Start
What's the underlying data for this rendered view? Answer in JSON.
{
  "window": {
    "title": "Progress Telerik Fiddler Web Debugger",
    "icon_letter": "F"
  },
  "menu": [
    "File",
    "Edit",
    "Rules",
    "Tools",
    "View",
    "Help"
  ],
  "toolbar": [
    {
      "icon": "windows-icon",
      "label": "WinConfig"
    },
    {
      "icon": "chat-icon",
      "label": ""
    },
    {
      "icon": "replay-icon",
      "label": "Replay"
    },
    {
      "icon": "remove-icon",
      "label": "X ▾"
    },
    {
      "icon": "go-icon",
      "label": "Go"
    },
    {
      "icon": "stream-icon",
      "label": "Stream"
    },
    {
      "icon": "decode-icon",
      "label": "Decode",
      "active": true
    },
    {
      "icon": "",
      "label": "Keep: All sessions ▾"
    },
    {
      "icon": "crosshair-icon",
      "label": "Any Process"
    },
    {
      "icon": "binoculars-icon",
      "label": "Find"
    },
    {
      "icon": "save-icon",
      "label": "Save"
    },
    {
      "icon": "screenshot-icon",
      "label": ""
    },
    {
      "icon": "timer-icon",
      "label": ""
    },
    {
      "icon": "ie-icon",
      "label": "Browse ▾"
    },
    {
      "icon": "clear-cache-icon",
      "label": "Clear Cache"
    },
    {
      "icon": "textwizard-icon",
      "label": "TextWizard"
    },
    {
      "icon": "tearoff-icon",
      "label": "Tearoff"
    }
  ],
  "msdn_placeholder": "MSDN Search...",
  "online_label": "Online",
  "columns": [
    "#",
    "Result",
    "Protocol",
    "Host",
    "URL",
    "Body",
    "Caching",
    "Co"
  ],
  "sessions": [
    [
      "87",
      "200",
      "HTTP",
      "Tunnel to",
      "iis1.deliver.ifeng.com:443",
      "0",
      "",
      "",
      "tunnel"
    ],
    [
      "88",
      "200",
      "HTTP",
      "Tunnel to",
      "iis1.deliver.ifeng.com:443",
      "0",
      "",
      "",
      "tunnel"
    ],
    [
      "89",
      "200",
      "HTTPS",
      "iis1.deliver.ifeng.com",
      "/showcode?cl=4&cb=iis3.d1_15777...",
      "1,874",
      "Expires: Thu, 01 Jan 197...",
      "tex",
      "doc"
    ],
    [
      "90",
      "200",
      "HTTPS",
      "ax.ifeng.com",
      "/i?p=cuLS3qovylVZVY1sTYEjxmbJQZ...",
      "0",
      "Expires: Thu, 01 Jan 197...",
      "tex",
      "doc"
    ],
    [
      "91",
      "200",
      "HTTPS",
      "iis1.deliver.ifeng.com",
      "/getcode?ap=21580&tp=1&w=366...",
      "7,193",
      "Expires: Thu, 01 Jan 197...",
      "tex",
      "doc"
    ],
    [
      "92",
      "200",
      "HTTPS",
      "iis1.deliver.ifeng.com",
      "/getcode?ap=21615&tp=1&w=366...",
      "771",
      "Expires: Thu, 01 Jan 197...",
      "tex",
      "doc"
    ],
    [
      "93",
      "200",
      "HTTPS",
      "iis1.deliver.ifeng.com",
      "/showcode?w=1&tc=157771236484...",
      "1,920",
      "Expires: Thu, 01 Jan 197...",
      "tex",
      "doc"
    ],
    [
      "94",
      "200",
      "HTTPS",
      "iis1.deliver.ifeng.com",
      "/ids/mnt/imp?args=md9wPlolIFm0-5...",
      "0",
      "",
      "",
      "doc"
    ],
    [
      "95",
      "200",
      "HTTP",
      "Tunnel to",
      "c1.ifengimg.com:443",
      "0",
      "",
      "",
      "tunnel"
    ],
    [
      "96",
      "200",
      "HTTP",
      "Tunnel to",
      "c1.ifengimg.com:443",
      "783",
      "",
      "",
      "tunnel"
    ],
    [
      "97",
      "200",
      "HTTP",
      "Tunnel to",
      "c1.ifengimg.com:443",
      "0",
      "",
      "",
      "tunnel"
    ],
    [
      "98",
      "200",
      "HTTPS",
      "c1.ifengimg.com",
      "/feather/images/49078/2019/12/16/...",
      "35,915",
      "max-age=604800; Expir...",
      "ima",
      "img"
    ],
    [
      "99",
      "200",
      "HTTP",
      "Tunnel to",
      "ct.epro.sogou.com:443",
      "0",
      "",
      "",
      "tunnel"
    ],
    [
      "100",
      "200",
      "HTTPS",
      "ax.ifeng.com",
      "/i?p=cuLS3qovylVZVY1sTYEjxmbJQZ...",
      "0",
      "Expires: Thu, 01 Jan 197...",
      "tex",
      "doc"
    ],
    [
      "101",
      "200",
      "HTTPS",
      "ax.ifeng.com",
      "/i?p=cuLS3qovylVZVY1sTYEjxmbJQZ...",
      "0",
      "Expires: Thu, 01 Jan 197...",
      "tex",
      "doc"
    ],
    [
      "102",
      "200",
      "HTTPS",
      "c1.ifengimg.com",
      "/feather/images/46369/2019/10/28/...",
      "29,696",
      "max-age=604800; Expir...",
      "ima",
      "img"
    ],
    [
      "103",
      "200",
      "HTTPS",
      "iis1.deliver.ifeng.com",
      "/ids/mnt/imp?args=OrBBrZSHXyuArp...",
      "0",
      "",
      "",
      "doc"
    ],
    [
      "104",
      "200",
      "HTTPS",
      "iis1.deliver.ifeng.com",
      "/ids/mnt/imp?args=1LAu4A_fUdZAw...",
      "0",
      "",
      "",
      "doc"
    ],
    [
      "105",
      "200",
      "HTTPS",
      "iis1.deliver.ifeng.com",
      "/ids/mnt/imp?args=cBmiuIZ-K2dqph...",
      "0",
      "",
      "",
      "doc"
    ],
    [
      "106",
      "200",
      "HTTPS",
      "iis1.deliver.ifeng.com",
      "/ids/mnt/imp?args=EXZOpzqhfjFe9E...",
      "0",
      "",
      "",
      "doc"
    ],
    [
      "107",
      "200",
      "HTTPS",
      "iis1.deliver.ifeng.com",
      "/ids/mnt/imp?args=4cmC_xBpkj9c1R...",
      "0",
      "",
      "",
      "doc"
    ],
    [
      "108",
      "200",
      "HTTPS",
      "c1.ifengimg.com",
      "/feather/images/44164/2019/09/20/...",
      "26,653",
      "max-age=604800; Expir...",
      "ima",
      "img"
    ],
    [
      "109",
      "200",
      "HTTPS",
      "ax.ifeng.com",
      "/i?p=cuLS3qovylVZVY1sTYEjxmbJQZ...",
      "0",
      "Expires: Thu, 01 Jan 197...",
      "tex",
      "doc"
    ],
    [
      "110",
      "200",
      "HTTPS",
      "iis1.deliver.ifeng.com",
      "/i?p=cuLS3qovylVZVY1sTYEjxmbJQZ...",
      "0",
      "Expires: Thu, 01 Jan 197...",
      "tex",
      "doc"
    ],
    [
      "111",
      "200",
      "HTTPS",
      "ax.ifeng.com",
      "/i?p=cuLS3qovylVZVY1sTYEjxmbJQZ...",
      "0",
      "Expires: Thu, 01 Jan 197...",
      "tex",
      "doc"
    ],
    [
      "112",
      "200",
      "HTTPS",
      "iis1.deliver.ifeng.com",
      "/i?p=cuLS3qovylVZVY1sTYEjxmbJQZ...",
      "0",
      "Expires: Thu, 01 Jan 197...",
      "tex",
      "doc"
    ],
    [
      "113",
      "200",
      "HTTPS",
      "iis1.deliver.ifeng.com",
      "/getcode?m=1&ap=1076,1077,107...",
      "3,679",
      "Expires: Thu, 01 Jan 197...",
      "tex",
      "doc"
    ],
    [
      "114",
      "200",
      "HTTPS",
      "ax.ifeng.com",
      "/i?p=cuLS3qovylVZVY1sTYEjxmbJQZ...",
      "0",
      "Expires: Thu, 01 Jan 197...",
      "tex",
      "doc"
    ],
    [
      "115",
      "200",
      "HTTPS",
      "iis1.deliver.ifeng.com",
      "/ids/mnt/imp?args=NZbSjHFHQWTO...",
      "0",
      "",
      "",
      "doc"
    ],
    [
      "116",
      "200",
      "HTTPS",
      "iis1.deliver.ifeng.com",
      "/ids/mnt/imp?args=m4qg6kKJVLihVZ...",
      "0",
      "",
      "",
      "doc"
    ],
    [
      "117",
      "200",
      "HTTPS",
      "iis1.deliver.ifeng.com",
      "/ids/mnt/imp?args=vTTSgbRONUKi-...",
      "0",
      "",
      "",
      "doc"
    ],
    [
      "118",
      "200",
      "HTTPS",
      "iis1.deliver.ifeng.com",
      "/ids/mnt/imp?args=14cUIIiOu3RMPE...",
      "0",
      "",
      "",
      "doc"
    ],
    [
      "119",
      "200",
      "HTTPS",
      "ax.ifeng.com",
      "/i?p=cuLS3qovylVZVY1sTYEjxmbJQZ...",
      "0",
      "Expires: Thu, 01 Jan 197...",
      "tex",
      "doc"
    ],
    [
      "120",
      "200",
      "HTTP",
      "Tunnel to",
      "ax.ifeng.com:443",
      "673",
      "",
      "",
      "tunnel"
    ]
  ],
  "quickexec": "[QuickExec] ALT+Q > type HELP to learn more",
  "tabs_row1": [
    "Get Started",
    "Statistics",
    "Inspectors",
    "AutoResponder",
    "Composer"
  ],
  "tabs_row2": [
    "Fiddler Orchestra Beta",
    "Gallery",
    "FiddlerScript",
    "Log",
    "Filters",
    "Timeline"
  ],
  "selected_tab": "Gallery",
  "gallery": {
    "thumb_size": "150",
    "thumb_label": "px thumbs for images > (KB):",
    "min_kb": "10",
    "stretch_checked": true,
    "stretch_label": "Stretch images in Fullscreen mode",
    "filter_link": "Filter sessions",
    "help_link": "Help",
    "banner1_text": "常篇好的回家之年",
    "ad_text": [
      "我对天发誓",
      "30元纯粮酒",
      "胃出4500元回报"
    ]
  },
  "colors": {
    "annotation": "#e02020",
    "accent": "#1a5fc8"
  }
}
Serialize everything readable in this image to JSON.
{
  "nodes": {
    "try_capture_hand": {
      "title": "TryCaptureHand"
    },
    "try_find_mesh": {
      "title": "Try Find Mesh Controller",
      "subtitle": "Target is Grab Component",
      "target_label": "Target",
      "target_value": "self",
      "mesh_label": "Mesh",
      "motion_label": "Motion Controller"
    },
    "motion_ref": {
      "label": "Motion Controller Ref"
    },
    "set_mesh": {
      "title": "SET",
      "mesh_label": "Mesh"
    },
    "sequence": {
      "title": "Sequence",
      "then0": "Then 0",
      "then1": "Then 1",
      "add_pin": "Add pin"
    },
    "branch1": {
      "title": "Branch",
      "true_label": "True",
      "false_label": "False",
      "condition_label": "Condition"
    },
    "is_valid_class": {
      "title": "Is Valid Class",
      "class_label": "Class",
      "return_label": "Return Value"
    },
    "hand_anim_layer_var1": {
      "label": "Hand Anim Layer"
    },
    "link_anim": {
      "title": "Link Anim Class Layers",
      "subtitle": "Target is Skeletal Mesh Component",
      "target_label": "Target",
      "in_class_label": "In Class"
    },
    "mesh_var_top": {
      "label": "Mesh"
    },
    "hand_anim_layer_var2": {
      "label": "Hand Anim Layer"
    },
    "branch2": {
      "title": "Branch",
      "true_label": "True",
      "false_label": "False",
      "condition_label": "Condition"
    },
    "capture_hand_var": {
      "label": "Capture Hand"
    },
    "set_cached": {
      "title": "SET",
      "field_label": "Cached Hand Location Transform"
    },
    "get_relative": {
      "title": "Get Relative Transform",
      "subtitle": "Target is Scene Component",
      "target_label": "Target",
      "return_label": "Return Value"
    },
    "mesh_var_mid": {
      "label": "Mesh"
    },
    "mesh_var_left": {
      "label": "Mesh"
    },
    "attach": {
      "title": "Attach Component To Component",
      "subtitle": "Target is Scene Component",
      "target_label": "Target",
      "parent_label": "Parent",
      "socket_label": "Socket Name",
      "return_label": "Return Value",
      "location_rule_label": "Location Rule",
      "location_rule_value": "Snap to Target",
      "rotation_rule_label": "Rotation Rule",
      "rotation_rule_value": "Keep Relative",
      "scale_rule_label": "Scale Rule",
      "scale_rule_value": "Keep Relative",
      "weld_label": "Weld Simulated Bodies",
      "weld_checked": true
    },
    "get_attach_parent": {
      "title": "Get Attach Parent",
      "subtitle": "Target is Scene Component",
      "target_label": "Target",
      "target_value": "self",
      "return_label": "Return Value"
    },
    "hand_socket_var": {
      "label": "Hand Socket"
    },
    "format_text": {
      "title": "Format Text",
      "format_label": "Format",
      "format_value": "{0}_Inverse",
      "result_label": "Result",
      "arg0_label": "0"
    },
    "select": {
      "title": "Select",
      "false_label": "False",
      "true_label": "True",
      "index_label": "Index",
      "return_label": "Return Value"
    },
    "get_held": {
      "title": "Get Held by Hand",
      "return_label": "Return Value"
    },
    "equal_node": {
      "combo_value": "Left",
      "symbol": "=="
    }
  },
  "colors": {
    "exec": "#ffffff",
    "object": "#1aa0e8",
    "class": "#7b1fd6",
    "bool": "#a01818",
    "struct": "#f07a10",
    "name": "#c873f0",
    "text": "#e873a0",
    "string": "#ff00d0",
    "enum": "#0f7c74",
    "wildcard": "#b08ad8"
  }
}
End
Task brief
Only lines with "feather" are wanted here; list each of them.

Output of the exercise
      "/feather/images/49078/2019/12/16/...",
      "/feather/images/46369/2019/10/28/...",
      "/feather/images/44164/2019/09/20/...",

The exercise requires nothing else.